### Supplied records
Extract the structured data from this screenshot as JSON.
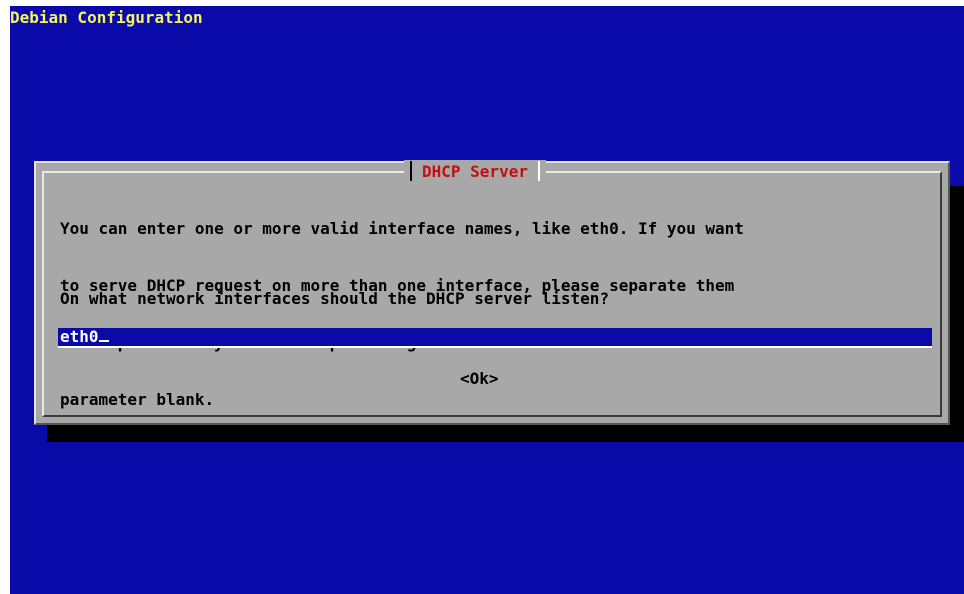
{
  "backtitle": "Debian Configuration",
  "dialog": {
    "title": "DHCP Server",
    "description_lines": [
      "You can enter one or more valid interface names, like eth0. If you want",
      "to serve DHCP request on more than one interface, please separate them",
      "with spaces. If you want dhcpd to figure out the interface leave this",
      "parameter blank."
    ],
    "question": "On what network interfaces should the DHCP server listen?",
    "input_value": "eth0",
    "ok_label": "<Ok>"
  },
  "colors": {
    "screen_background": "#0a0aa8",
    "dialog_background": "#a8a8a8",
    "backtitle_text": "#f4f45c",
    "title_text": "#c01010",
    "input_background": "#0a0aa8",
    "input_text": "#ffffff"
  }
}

### Set task
Give the entries again without a single change, but with no pictures.

### Result
Extract the structured data from this screenshot as JSON.
{
  "backtitle": "Debian Configuration",
  "dialog": {
    "title": "DHCP Server",
    "description_lines": [
      "You can enter one or more valid interface names, like eth0. If you want",
      "to serve DHCP request on more than one interface, please separate them",
      "with spaces. If you want dhcpd to figure out the interface leave this",
      "parameter blank."
    ],
    "question": "On what network interfaces should the DHCP server listen?",
    "input_value": "eth0",
    "ok_label": "<Ok>"
  },
  "colors": {
    "screen_background": "#0a0aa8",
    "dialog_background": "#a8a8a8",
    "backtitle_text": "#f4f45c",
    "title_text": "#c01010",
    "input_background": "#0a0aa8",
    "input_text": "#ffffff"
  }
}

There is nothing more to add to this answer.